*Exercise:*
Reproduce the records below verbatim, from the very first line through the line containing "height-cell: 高さ 173 [1078,368,1194,406]", with both ends included.

Spatial annotation entries:
--

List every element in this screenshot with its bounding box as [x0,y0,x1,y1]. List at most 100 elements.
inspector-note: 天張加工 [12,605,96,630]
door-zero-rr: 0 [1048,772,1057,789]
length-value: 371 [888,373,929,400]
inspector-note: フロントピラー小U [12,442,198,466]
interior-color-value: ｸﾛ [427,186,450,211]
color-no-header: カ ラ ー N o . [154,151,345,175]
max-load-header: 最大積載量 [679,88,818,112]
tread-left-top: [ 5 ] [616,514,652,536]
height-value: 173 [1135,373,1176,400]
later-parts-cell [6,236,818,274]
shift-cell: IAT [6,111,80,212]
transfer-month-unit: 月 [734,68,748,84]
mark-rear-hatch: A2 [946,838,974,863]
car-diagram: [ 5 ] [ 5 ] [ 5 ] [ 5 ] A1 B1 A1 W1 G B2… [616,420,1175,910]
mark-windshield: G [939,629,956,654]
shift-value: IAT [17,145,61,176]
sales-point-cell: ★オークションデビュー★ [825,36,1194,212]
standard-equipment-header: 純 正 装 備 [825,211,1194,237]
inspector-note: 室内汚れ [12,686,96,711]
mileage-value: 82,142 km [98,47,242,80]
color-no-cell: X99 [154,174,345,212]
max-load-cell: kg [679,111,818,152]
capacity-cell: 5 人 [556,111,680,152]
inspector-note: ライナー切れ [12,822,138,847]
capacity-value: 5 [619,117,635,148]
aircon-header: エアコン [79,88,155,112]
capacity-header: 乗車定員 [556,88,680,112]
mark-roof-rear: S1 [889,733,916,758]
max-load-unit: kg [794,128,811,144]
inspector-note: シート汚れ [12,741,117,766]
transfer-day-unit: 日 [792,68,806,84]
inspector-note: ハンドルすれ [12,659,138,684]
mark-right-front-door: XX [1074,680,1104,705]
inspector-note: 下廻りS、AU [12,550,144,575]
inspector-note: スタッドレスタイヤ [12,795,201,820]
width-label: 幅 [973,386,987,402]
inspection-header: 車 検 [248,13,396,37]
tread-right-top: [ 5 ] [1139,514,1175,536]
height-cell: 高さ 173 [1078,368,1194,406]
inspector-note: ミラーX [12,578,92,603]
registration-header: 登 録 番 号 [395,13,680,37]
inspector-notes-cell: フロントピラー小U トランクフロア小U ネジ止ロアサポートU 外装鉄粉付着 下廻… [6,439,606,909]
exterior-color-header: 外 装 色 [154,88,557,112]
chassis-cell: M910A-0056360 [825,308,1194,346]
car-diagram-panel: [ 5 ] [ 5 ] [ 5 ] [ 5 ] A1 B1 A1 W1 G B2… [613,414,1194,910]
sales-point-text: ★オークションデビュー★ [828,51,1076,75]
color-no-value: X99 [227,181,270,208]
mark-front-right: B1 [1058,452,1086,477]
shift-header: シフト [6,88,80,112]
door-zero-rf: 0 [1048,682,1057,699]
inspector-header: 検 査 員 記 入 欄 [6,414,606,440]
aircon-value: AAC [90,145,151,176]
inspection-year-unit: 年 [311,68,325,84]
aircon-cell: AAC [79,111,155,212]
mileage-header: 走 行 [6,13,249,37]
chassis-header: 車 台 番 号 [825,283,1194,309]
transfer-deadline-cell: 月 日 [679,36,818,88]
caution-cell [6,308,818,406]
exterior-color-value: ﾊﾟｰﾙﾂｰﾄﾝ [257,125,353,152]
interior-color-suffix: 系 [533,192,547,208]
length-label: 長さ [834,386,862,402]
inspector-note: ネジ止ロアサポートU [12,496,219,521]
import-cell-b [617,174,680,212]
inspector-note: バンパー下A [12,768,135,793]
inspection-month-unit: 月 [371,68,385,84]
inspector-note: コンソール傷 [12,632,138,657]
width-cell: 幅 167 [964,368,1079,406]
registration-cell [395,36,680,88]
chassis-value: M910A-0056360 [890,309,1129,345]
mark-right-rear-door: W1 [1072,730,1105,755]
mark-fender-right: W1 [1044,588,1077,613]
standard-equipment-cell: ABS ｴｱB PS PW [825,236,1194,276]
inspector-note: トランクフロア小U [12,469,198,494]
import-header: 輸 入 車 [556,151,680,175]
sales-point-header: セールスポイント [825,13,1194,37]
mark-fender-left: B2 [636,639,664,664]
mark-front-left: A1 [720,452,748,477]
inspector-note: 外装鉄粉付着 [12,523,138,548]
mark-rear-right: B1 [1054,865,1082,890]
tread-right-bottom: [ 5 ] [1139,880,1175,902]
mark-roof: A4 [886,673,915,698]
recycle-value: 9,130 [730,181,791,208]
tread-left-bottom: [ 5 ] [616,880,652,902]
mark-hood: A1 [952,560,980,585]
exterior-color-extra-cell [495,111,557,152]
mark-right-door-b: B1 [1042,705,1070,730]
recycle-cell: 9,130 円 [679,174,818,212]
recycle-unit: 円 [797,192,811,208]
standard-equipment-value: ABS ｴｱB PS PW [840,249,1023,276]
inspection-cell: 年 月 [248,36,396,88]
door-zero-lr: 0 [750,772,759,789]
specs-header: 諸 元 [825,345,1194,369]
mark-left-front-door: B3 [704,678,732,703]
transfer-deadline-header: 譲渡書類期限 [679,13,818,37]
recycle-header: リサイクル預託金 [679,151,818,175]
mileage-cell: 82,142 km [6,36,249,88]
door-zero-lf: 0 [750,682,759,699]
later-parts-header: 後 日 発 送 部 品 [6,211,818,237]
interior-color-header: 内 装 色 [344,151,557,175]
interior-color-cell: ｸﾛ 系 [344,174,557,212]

--

*Task solution:*
List every element in this screenshot with its bounding box as [x0,y0,x1,y1]. List at most 100 elements.
inspector-note: 天張加工 [12,605,96,630]
door-zero-rr: 0 [1048,772,1057,789]
length-value: 371 [888,373,929,400]
inspector-note: フロントピラー小U [12,442,198,466]
interior-color-value: ｸﾛ [427,186,450,211]
color-no-header: カ ラ ー N o . [154,151,345,175]
max-load-header: 最大積載量 [679,88,818,112]
tread-left-top: [ 5 ] [616,514,652,536]
height-value: 173 [1135,373,1176,400]
later-parts-cell [6,236,818,274]
shift-cell: IAT [6,111,80,212]
transfer-month-unit: 月 [734,68,748,84]
mark-rear-hatch: A2 [946,838,974,863]
car-diagram: [ 5 ] [ 5 ] [ 5 ] [ 5 ] A1 B1 A1 W1 G B2… [616,420,1175,910]
mark-windshield: G [939,629,956,654]
shift-value: IAT [17,145,61,176]
sales-point-cell: ★オークションデビュー★ [825,36,1194,212]
standard-equipment-header: 純 正 装 備 [825,211,1194,237]
inspector-note: 室内汚れ [12,686,96,711]
mileage-value: 82,142 km [98,47,242,80]
color-no-cell: X99 [154,174,345,212]
max-load-cell: kg [679,111,818,152]
capacity-cell: 5 人 [556,111,680,152]
inspector-note: ライナー切れ [12,822,138,847]
capacity-value: 5 [619,117,635,148]
aircon-header: エアコン [79,88,155,112]
capacity-header: 乗車定員 [556,88,680,112]
mark-roof-rear: S1 [889,733,916,758]
max-load-unit: kg [794,128,811,144]
inspector-note: シート汚れ [12,741,117,766]
transfer-day-unit: 日 [792,68,806,84]
inspector-note: ハンドルすれ [12,659,138,684]
mark-right-front-door: XX [1074,680,1104,705]
inspector-note: 下廻りS、AU [12,550,144,575]
inspector-note: スタッドレスタイヤ [12,795,201,820]
width-label: 幅 [973,386,987,402]
inspection-header: 車 検 [248,13,396,37]
tread-right-top: [ 5 ] [1139,514,1175,536]
height-cell: 高さ 173 [1078,368,1194,406]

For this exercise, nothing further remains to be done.